■ DIRECTION
Wherever a line holds the word "used", copy that line out.

■ MATERIALS PROVIDED
## start
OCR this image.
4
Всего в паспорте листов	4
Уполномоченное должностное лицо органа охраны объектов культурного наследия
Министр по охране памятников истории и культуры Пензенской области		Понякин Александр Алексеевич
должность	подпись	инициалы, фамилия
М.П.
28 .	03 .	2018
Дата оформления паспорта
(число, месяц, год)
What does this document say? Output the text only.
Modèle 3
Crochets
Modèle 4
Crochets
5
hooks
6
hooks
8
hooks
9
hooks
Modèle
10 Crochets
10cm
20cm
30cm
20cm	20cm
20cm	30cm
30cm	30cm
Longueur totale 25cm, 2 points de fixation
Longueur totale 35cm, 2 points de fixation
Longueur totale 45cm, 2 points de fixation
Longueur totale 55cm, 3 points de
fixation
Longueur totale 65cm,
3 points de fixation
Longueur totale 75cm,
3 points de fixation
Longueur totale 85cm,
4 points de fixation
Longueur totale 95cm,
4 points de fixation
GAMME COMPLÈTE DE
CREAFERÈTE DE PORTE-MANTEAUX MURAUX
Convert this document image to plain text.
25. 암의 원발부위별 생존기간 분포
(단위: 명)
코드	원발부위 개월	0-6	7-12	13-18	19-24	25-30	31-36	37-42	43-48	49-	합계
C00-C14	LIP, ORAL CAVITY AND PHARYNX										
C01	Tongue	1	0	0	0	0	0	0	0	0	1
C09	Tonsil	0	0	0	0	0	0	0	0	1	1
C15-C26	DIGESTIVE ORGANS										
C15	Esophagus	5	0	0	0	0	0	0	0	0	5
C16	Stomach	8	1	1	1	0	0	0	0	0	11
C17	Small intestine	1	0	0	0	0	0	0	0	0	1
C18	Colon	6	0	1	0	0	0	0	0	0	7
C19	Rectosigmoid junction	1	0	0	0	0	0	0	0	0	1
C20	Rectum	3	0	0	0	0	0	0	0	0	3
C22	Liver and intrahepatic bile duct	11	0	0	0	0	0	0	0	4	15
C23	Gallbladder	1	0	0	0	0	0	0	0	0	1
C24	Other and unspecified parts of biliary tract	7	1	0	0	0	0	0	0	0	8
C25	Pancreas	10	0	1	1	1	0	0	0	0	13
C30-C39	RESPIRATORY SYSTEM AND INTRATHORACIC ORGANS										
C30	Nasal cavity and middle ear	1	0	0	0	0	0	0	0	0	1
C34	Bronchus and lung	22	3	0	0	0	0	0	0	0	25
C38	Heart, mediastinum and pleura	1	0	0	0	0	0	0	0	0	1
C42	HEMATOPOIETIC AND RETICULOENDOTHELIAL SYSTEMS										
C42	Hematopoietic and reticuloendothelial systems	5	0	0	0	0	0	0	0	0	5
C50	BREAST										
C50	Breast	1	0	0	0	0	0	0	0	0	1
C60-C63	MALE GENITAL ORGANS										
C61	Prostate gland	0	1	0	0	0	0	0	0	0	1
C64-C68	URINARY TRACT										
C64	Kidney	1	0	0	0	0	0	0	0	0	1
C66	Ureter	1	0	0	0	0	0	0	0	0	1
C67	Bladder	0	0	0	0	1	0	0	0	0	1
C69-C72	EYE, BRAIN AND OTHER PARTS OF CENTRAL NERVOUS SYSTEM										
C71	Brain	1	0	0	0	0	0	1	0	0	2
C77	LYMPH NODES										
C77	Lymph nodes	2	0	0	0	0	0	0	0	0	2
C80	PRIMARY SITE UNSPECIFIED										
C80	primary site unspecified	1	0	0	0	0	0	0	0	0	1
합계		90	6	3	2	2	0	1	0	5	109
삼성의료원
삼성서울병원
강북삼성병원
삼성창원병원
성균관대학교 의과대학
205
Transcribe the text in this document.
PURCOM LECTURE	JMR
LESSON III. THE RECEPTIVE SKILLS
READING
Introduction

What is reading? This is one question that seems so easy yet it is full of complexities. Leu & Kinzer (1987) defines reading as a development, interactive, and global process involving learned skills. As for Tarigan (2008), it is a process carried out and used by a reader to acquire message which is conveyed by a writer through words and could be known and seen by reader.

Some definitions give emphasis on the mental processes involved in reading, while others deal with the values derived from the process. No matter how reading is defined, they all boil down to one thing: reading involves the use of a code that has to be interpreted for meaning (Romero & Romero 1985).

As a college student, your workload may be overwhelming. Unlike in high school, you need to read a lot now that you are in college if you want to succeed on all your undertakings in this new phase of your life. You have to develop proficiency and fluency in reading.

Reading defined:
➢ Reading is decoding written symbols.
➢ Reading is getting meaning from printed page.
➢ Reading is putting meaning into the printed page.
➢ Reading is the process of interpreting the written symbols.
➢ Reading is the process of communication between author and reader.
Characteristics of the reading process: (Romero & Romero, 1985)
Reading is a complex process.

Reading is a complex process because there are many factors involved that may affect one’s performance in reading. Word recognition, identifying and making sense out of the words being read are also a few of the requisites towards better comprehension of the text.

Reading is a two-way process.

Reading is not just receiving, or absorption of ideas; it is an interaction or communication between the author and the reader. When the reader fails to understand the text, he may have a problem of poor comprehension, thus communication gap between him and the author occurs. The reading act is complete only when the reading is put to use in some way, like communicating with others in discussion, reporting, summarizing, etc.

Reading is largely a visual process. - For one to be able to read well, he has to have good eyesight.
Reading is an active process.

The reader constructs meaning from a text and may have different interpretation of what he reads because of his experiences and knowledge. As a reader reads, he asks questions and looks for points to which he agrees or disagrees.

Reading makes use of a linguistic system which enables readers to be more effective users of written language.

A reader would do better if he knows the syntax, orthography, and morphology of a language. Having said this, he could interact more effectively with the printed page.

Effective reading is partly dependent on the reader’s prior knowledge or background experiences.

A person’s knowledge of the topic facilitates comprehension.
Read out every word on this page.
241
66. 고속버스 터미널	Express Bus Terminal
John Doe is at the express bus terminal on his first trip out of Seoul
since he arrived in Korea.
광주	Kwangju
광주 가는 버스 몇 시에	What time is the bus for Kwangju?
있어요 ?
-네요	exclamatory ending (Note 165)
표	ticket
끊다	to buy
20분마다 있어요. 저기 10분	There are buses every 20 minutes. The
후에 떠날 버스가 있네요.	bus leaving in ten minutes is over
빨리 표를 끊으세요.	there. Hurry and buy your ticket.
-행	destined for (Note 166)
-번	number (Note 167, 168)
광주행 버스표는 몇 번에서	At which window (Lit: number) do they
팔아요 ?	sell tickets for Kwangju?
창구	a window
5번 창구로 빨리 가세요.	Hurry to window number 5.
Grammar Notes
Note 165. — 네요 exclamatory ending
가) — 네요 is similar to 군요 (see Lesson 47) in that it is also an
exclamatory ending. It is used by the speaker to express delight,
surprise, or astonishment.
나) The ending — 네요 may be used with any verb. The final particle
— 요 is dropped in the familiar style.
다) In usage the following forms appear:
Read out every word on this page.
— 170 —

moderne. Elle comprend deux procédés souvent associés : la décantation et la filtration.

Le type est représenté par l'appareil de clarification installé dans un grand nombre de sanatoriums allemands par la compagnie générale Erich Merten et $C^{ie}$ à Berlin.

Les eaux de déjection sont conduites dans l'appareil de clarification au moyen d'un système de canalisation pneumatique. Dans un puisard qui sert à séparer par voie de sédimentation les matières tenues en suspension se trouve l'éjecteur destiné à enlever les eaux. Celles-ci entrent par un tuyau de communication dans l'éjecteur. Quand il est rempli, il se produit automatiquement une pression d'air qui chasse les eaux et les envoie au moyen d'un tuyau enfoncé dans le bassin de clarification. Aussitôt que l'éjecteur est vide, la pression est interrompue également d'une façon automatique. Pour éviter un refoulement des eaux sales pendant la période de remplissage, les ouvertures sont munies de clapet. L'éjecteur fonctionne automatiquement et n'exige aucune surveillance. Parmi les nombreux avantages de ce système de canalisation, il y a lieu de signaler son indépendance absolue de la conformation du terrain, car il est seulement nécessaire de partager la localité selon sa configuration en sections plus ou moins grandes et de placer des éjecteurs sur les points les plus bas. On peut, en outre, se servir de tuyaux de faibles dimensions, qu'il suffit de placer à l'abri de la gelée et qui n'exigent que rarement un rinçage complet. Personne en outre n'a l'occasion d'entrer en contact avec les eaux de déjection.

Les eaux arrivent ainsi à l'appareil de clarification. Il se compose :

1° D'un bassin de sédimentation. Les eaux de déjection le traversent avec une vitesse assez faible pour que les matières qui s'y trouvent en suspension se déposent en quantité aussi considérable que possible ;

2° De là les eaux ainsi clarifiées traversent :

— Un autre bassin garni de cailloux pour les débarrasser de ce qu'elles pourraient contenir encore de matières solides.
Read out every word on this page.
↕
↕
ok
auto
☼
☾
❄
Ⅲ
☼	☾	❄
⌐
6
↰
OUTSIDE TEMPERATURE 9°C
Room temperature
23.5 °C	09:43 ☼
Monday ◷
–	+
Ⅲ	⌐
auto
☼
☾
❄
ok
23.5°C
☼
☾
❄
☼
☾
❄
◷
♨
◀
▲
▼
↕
## end
■ RESPONSE BELOW
What is reading? This is one question that seems so easy yet it is full of complexities. Leu & Kinzer (1987) defines reading as a development, interactive, and global process involving learned skills. As for Tarigan (2008), it is a process carried out and used by a reader to acquire message which is conveyed by a writer through words and could be known and seen by reader.
exclamatory ending. It is used by the speaker to express delight,
나) The ending — 네요 may be used with any verb. The final particle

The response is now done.